Rewrite the entries below, substituting "Suppression Rate" for every "Inhibition Rate" and leaving everything else unchanged.

### INPUT DATA
########################################

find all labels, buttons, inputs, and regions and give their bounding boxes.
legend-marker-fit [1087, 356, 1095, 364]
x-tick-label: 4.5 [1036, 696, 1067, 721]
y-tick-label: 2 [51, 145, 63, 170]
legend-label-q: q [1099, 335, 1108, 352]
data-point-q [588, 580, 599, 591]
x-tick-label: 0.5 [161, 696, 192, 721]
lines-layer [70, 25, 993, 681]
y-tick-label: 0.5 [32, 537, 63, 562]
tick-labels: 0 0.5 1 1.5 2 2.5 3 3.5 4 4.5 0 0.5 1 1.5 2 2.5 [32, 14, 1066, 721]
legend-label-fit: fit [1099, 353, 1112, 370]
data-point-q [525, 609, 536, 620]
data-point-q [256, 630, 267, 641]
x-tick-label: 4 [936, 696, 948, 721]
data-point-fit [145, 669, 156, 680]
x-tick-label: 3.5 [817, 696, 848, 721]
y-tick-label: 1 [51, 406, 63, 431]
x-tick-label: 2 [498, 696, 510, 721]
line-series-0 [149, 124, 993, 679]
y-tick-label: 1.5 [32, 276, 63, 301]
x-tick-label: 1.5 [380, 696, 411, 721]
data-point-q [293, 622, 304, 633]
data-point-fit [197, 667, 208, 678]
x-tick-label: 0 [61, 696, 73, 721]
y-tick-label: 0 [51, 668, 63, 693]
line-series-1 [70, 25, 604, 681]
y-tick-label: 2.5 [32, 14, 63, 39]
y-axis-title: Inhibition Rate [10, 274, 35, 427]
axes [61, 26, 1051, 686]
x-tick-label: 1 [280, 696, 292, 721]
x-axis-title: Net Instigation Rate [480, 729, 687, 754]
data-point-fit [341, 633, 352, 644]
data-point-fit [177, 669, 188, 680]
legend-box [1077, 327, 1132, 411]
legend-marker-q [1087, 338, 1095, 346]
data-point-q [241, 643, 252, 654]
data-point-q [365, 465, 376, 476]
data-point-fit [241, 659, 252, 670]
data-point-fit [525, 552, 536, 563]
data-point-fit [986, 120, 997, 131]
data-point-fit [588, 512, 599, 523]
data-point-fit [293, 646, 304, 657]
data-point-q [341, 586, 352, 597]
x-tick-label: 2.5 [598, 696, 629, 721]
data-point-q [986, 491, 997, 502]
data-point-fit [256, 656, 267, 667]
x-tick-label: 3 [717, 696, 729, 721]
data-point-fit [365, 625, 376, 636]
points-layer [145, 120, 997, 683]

########################################

### EXERCISE RESULT
find all labels, buttons, inputs, and regions and give their bounding boxes.
legend-marker-fit [1087, 356, 1095, 364]
x-tick-label: 4.5 [1036, 696, 1067, 721]
y-tick-label: 2 [51, 145, 63, 170]
legend-label-q: q [1099, 335, 1108, 352]
data-point-q [588, 580, 599, 591]
x-tick-label: 0.5 [161, 696, 192, 721]
lines-layer [70, 25, 993, 681]
y-tick-label: 0.5 [32, 537, 63, 562]
tick-labels: 0 0.5 1 1.5 2 2.5 3 3.5 4 4.5 0 0.5 1 1.5 2 2.5 [32, 14, 1066, 721]
legend-label-fit: fit [1099, 353, 1112, 370]
data-point-q [525, 609, 536, 620]
data-point-q [256, 630, 267, 641]
x-tick-label: 4 [936, 696, 948, 721]
data-point-fit [145, 669, 156, 680]
x-tick-label: 3.5 [817, 696, 848, 721]
y-tick-label: 1 [51, 406, 63, 431]
x-tick-label: 2 [498, 696, 510, 721]
line-series-0 [149, 124, 993, 679]
y-tick-label: 1.5 [32, 276, 63, 301]
x-tick-label: 1.5 [380, 696, 411, 721]
data-point-q [293, 622, 304, 633]
data-point-fit [197, 667, 208, 678]
x-tick-label: 0 [61, 696, 73, 721]
y-tick-label: 0 [51, 668, 63, 693]
line-series-1 [70, 25, 604, 681]
y-tick-label: 2.5 [32, 14, 63, 39]
y-axis-title: Suppression Rate [10, 274, 35, 427]
axes [61, 26, 1051, 686]
x-tick-label: 1 [280, 696, 292, 721]
x-axis-title: Net Instigation Rate [480, 729, 687, 754]
data-point-fit [341, 633, 352, 644]
data-point-fit [177, 669, 188, 680]
legend-box [1077, 327, 1132, 411]
legend-marker-q [1087, 338, 1095, 346]
data-point-q [241, 643, 252, 654]
data-point-q [365, 465, 376, 476]
data-point-fit [241, 659, 252, 670]
data-point-fit [525, 552, 536, 563]
data-point-fit [986, 120, 997, 131]
data-point-fit [588, 512, 599, 523]
data-point-fit [293, 646, 304, 657]
data-point-q [341, 586, 352, 597]
x-tick-label: 2.5 [598, 696, 629, 721]
data-point-q [986, 491, 997, 502]
data-point-fit [256, 656, 267, 667]
x-tick-label: 3 [717, 696, 729, 721]
data-point-fit [365, 625, 376, 636]
points-layer [145, 120, 997, 683]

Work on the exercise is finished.